* Begin Extracted records *

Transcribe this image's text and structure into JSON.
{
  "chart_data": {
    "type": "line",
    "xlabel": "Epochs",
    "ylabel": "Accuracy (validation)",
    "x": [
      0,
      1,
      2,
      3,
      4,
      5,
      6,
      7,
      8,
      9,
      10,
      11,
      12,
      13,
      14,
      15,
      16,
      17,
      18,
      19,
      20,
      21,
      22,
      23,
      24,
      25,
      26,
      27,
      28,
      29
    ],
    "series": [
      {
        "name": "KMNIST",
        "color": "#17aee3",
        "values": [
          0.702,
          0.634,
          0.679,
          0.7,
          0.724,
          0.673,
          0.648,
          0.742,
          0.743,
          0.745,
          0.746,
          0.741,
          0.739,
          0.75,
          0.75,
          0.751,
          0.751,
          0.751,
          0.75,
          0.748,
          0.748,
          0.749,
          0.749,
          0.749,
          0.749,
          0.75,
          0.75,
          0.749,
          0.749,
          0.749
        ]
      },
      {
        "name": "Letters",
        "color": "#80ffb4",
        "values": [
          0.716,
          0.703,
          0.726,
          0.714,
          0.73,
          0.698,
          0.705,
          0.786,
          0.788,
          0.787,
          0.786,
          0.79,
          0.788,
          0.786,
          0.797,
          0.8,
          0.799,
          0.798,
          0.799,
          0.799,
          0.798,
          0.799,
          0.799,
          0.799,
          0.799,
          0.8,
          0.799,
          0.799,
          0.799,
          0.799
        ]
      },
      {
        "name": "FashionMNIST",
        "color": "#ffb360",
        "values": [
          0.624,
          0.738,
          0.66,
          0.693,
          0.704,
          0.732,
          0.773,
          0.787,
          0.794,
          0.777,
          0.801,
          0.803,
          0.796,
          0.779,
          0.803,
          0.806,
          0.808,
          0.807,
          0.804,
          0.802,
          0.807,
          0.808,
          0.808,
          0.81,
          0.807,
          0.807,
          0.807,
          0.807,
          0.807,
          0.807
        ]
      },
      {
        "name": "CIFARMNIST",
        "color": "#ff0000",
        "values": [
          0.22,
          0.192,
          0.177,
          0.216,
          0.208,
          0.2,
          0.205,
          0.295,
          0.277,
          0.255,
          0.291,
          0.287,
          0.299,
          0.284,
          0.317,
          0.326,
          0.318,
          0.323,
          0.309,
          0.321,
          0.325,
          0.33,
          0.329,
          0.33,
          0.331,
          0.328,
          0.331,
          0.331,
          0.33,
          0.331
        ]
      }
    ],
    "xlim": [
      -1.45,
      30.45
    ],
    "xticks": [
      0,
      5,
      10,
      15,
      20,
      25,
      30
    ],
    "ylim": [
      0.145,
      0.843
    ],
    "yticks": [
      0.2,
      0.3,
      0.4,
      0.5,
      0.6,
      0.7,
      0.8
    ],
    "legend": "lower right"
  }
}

* End Extracted records *

=== Work required ===
Pull out every line of the records that includes the string "color".

=== Task answer ===
        "color": "#17aee3",
        "color": "#80ffb4",
        "color": "#ffb360",
        "color": "#ff0000",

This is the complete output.